Extract all lines containing "recent".
-- Start EXTRACTED DATA --
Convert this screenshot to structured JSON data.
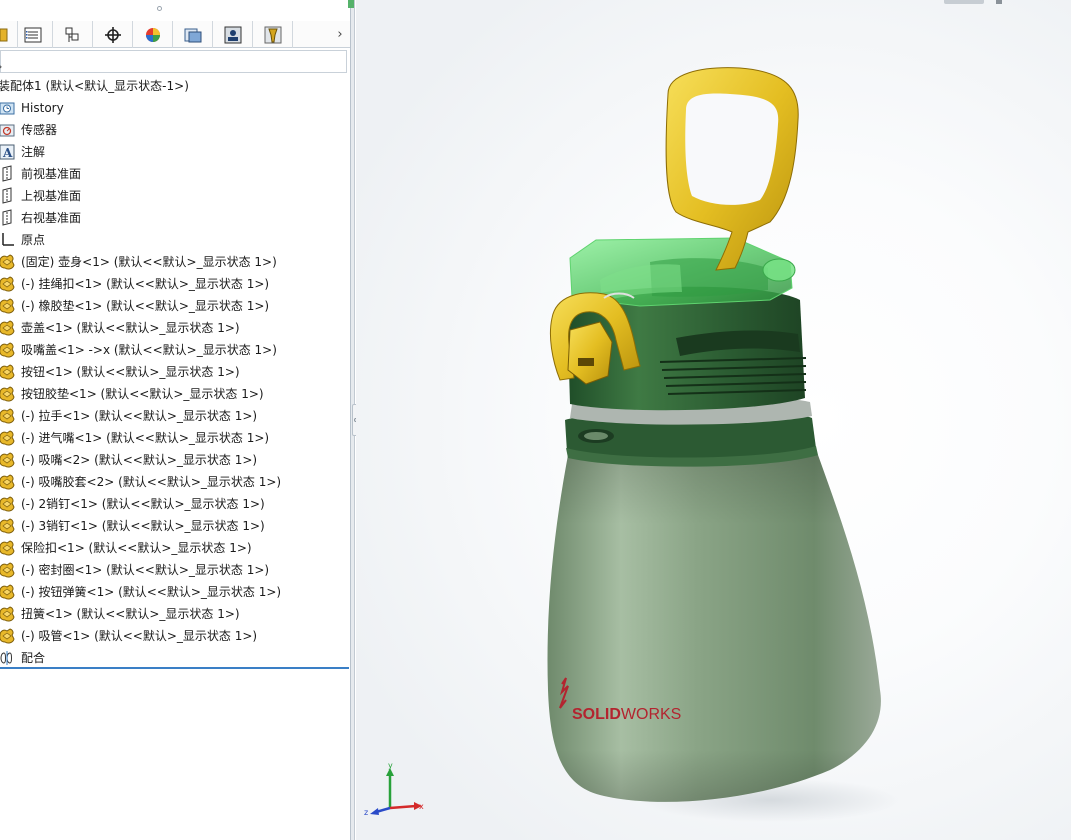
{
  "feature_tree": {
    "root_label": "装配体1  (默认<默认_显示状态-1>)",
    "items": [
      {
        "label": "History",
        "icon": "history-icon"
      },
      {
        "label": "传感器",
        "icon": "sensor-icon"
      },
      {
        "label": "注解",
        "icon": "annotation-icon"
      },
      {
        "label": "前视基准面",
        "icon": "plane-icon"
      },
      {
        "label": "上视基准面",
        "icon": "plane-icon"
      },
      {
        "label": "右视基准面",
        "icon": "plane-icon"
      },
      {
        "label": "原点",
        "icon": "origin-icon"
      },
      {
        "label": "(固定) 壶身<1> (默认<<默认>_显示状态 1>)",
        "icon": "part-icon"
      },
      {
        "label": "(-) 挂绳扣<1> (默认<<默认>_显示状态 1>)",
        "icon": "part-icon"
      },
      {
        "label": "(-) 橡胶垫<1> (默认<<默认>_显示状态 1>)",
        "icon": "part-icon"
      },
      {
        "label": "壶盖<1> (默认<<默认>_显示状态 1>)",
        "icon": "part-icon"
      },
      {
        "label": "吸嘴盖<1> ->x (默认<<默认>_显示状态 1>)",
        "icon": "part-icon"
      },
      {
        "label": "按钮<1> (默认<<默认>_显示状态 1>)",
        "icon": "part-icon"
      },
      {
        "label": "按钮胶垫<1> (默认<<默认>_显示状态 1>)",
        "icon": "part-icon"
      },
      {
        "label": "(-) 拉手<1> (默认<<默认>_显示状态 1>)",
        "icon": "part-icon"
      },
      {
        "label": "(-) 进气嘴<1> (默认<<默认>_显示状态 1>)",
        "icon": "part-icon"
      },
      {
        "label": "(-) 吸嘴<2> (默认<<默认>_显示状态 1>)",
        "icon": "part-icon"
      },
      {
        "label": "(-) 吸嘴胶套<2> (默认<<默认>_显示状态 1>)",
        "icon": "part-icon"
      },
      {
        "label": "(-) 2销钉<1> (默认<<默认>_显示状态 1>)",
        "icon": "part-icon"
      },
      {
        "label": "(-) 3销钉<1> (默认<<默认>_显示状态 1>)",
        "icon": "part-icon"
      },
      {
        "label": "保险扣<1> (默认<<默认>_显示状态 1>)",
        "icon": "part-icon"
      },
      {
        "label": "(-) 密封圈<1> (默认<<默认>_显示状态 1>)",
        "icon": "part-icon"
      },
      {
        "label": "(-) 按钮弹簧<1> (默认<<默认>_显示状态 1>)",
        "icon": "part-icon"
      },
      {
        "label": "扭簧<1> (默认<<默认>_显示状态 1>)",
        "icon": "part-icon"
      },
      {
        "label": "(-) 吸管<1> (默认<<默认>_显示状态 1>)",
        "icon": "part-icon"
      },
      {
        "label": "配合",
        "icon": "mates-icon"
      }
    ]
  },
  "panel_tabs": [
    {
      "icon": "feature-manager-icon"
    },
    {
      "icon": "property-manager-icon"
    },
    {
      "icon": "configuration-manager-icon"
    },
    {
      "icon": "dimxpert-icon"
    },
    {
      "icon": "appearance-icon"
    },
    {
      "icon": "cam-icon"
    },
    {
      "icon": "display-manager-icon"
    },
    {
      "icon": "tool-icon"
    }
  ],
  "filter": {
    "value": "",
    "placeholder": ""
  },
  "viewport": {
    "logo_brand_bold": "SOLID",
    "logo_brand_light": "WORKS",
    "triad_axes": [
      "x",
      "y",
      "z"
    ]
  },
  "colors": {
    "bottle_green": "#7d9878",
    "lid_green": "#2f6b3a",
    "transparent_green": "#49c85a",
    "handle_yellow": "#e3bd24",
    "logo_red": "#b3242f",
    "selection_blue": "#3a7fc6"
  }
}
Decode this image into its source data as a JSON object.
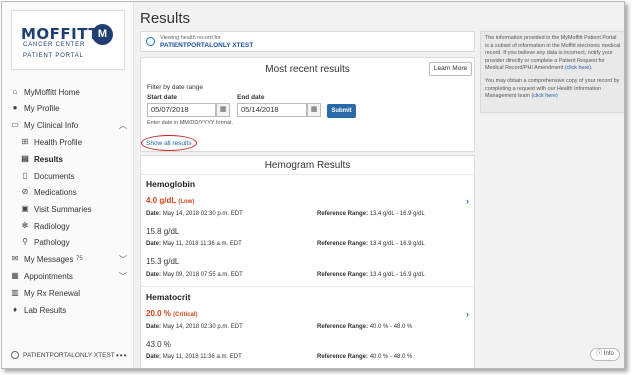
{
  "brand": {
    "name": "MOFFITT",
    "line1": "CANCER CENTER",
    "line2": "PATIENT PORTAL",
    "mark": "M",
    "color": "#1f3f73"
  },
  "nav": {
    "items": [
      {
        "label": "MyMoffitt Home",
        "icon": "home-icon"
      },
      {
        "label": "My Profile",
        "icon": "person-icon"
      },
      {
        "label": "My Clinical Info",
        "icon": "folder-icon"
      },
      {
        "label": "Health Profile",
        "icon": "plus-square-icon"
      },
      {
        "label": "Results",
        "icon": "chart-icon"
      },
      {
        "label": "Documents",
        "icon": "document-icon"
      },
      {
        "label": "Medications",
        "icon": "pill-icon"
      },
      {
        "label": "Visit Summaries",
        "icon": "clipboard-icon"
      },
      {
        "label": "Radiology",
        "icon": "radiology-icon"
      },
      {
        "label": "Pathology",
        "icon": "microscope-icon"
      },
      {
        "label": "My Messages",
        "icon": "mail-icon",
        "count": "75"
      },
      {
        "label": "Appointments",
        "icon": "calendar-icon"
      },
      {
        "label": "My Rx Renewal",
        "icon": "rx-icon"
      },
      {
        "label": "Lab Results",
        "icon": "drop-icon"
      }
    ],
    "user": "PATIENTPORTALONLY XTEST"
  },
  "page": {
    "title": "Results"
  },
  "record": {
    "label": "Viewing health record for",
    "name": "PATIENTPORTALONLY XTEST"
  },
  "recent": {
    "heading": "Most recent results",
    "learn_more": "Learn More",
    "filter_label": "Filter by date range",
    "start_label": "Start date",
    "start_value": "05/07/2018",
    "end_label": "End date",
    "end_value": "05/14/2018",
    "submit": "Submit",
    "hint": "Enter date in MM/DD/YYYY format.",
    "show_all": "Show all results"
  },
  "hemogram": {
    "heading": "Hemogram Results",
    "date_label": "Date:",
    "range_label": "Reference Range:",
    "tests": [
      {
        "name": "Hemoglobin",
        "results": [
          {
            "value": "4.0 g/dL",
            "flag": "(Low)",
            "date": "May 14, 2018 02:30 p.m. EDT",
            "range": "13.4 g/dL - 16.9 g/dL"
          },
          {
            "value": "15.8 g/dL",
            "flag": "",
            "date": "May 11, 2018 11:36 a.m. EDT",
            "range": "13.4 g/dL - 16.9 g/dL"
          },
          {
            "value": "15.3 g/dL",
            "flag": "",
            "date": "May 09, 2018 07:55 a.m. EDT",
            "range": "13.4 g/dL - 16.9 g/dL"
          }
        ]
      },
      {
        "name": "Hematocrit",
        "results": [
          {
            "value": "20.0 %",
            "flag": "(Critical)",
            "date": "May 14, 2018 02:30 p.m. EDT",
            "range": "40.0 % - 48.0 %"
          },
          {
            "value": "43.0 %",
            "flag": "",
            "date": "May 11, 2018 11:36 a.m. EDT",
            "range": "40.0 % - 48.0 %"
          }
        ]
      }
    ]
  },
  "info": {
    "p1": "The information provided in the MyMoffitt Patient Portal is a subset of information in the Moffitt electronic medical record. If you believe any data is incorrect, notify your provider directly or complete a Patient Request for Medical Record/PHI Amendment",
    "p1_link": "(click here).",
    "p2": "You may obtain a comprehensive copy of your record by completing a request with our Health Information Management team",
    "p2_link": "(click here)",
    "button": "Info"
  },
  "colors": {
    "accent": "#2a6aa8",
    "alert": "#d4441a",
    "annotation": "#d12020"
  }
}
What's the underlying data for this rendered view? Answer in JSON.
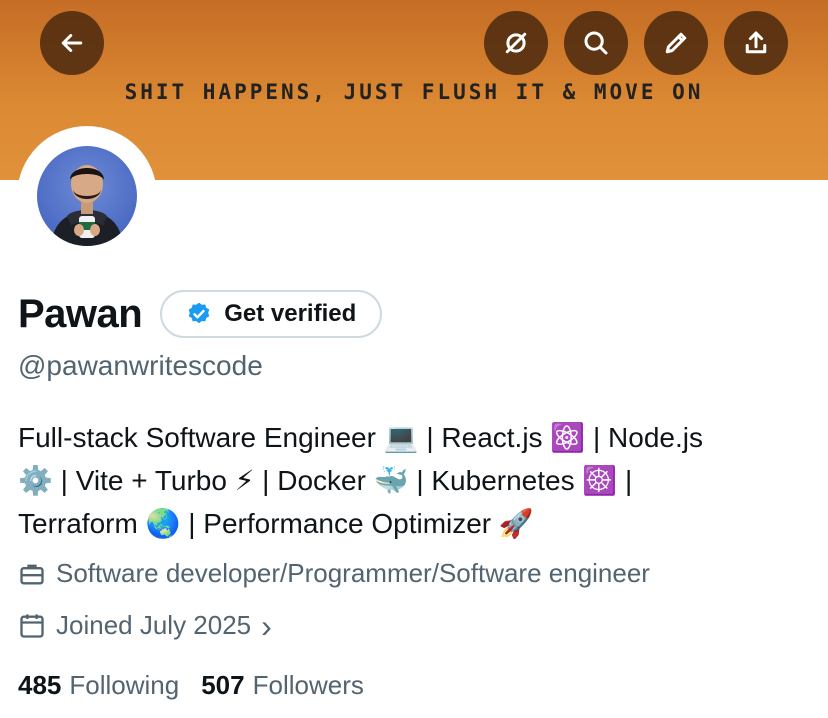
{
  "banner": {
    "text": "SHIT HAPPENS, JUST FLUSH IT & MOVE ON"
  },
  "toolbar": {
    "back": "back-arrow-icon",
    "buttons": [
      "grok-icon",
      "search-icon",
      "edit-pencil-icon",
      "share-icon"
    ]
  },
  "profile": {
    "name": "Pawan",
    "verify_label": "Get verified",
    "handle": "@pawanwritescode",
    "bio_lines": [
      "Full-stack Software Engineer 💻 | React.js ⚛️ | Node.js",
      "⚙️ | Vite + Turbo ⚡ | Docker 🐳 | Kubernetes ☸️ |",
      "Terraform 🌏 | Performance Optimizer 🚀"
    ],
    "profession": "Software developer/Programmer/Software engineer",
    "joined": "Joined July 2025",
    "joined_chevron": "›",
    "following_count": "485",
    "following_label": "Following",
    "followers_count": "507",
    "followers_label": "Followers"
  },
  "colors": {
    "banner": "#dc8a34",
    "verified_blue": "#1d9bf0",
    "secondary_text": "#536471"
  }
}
-- End EXTRACTED DATA --
[OUTPUT FOR THIS TASK]
  "recent": {
    "heading": "Most recent results",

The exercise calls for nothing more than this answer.